■ Aim of the exercise
Copy out the lines that have "your" in them.

------------------------------------

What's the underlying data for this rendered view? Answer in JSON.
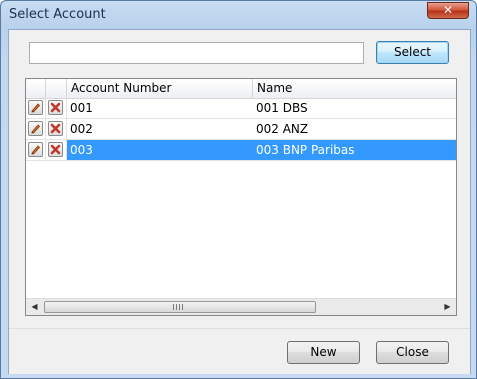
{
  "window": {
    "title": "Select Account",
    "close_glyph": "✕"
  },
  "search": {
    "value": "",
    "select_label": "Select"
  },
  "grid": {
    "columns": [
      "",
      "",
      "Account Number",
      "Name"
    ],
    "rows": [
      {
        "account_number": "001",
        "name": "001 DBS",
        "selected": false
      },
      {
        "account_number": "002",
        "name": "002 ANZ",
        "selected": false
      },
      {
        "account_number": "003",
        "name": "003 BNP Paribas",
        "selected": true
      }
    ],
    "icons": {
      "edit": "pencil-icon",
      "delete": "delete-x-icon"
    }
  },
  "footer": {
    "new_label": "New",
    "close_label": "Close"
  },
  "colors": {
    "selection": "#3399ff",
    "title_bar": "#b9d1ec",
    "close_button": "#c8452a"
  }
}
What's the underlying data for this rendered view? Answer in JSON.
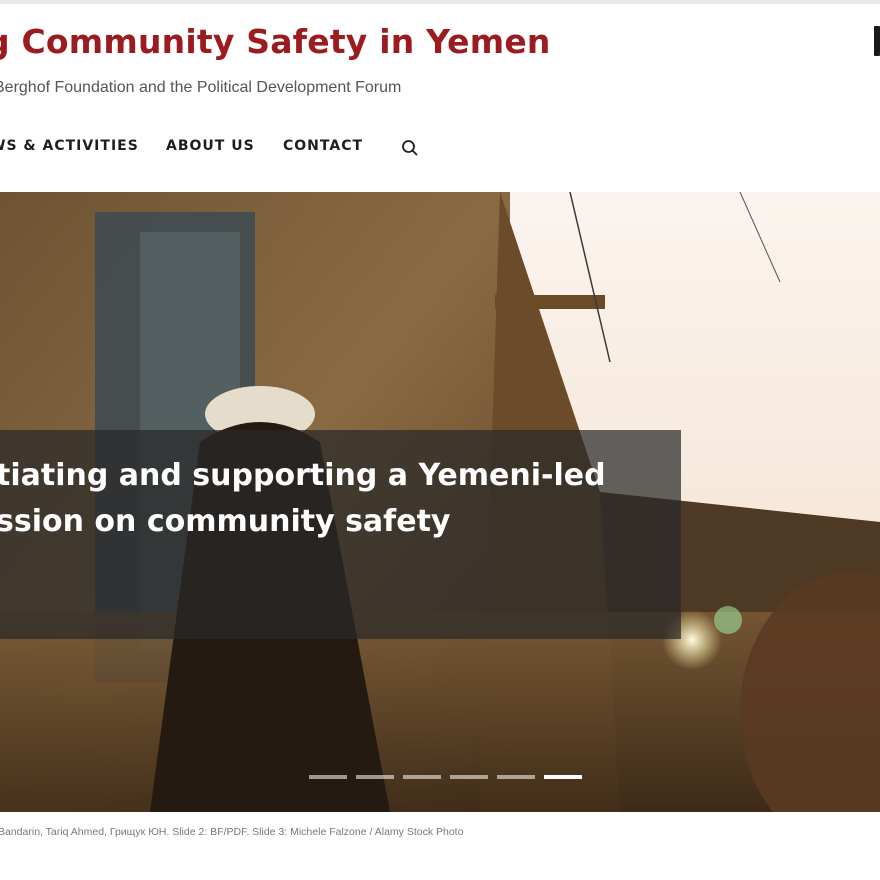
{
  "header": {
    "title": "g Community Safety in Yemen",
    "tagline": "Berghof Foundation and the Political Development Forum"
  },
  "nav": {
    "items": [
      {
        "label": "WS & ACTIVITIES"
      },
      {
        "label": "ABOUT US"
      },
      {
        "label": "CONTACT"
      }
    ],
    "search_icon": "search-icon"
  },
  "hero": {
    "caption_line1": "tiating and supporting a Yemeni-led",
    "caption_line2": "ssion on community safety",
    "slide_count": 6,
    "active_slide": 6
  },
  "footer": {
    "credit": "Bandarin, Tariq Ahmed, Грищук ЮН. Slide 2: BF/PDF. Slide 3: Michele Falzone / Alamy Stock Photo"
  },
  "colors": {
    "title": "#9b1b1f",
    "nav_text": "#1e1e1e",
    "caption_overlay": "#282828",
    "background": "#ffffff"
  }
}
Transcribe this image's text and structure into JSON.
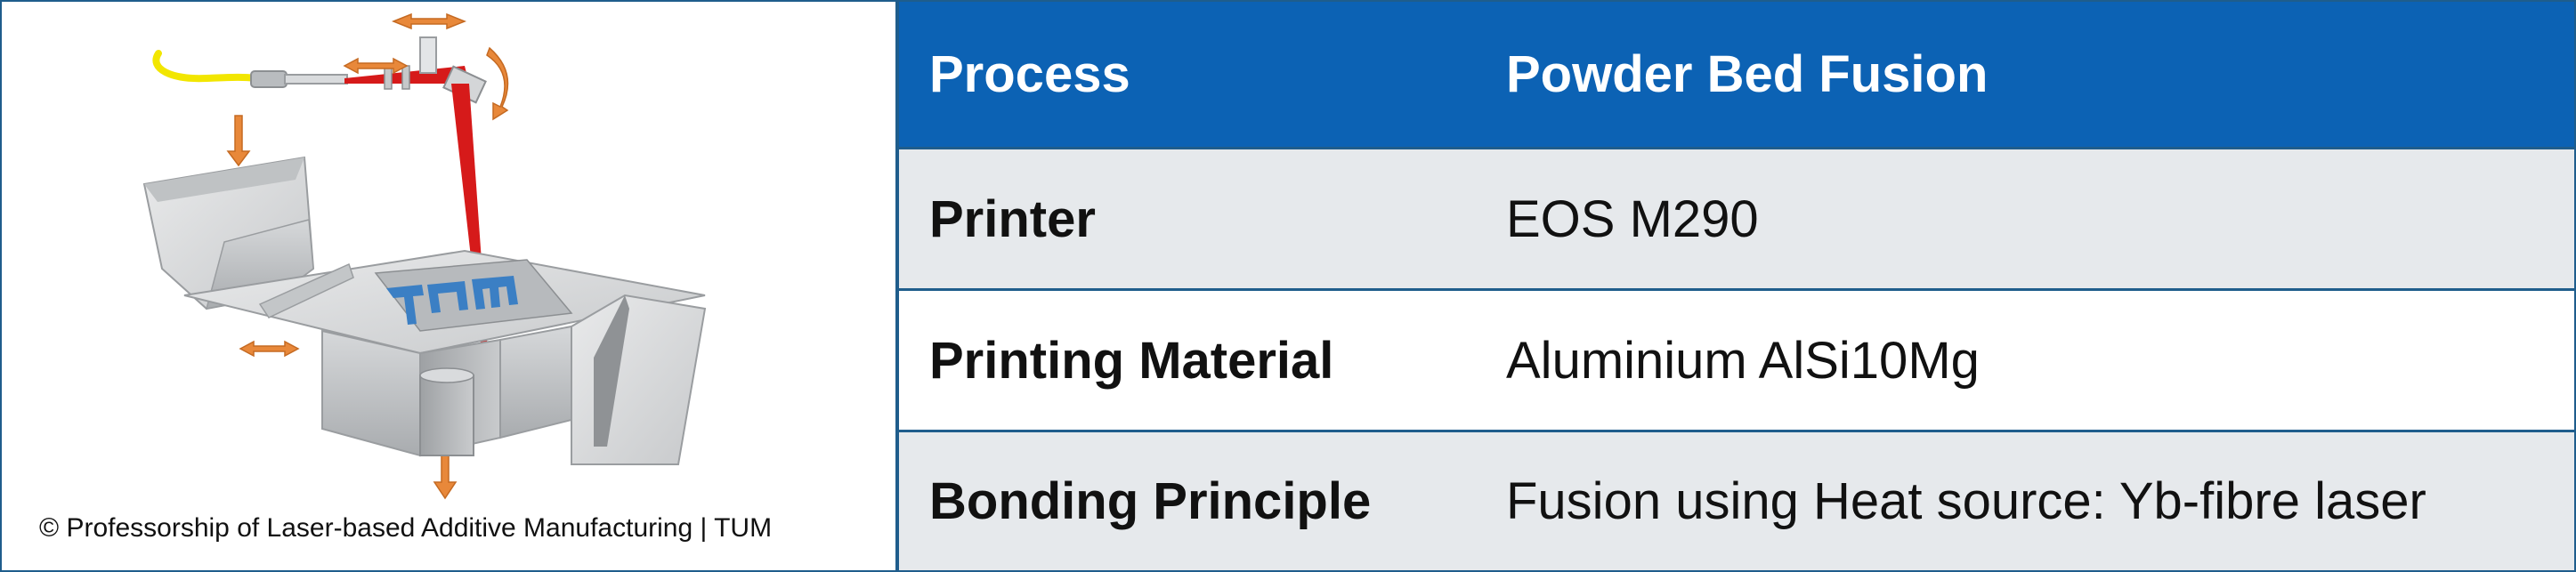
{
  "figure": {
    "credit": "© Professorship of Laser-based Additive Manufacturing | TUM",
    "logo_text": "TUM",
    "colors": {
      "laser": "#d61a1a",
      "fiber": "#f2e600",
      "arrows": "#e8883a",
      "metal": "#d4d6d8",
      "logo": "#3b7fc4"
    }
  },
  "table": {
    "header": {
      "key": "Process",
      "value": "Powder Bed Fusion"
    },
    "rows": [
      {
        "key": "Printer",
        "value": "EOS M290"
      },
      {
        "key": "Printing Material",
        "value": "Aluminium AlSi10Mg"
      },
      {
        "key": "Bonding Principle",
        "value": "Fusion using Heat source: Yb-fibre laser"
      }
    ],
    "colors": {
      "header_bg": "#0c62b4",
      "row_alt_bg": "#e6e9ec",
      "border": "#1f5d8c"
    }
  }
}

------------------------------------

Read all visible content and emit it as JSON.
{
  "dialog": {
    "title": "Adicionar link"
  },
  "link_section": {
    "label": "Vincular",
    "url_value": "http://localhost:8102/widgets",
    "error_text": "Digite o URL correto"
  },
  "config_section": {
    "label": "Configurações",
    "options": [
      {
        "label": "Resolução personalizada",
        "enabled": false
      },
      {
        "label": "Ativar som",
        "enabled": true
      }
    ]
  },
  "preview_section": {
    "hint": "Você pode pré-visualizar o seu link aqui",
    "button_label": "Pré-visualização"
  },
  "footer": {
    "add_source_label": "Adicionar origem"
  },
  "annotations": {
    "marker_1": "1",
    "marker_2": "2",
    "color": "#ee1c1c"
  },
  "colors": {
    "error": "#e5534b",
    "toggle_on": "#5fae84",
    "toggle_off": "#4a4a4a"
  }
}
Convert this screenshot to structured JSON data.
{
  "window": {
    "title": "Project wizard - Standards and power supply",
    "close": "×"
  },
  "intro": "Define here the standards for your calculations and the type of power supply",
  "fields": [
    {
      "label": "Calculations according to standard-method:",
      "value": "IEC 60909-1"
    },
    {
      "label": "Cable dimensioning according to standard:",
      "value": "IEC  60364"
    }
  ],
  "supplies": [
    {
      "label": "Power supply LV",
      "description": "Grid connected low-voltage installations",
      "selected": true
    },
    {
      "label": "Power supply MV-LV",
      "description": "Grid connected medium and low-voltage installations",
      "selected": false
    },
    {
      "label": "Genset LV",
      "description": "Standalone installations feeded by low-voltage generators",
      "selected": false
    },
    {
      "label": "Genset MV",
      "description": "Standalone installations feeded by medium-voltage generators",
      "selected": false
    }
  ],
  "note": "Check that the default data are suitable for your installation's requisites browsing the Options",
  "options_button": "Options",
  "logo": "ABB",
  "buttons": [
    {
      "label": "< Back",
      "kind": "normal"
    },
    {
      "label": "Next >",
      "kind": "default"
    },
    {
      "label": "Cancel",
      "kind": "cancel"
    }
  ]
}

------------------------------------

■ Response to the exercise
  "intro": "Define here the standards for your calculations and the type of power supply",
  "note": "Check that the default data are suitable for your installation's requisites browsing the Options",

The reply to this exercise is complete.